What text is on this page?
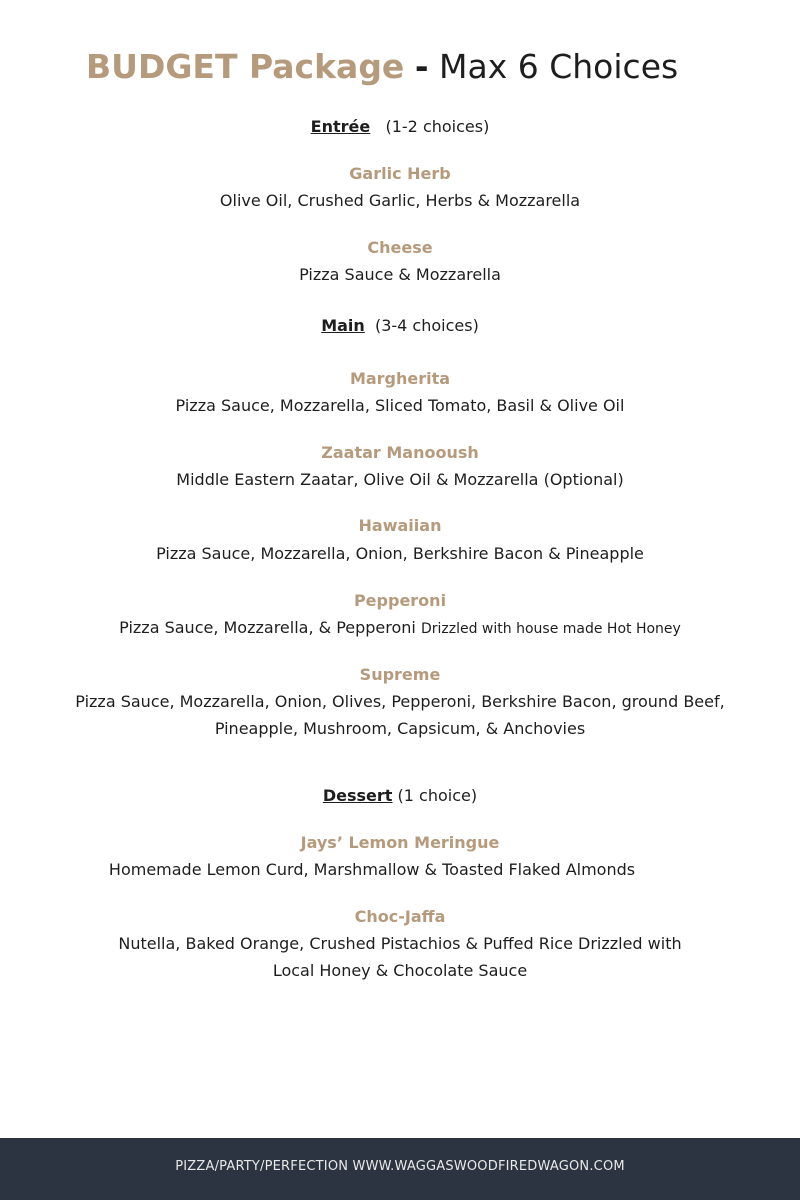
BUDGET Package - Max 6 Choices
Entrée (1-2 choices)
Garlic Herb
Olive Oil, Crushed Garlic, Herbs & Mozzarella
Cheese
Pizza Sauce & Mozzarella
Main (3-4 choices)
Margherita
Pizza Sauce, Mozzarella, Sliced Tomato, Basil & Olive Oil
Zaatar Manooush
Middle Eastern Zaatar, Olive Oil & Mozzarella (Optional)
Hawaiian
Pizza Sauce, Mozzarella, Onion, Berkshire Bacon & Pineapple
Pepperoni
Pizza Sauce, Mozzarella, & Pepperoni Drizzled with house made Hot Honey
Supreme
Pizza Sauce, Mozzarella, Onion, Olives, Pepperoni, Berkshire Bacon, ground Beef,
Pineapple, Mushroom, Capsicum, & Anchovies
Dessert (1 choice)
Jays’ Lemon Meringue
Homemade Lemon Curd, Marshmallow & Toasted Flaked Almonds
Choc-Jaffa
Nutella, Baked Orange, Crushed Pistachios & Puffed Rice Drizzled with
Local Honey & Chocolate Sauce
PIZZA/PARTY/PERFECTION WWW.WAGGASWOODFIREDWAGON.COM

== == ==

> [PROBLEM REQUIREMENTS]
Leaving the pictures aside, transcribe the entire listing exactly.

> [WRITTEN REPLY]
What text is on this page?
BUDGET Package - Max 6 Choices
Entrée (1-2 choices)
Garlic Herb
Olive Oil, Crushed Garlic, Herbs & Mozzarella
Cheese
Pizza Sauce & Mozzarella
Main (3-4 choices)
Margherita
Pizza Sauce, Mozzarella, Sliced Tomato, Basil & Olive Oil
Zaatar Manooush
Middle Eastern Zaatar, Olive Oil & Mozzarella (Optional)
Hawaiian
Pizza Sauce, Mozzarella, Onion, Berkshire Bacon & Pineapple
Pepperoni
Pizza Sauce, Mozzarella, & Pepperoni Drizzled with house made Hot Honey
Supreme
Pizza Sauce, Mozzarella, Onion, Olives, Pepperoni, Berkshire Bacon, ground Beef,
Pineapple, Mushroom, Capsicum, & Anchovies
Dessert (1 choice)
Jays’ Lemon Meringue
Homemade Lemon Curd, Marshmallow & Toasted Flaked Almonds
Choc-Jaffa
Nutella, Baked Orange, Crushed Pistachios & Puffed Rice Drizzled with
Local Honey & Chocolate Sauce
PIZZA/PARTY/PERFECTION WWW.WAGGASWOODFIREDWAGON.COM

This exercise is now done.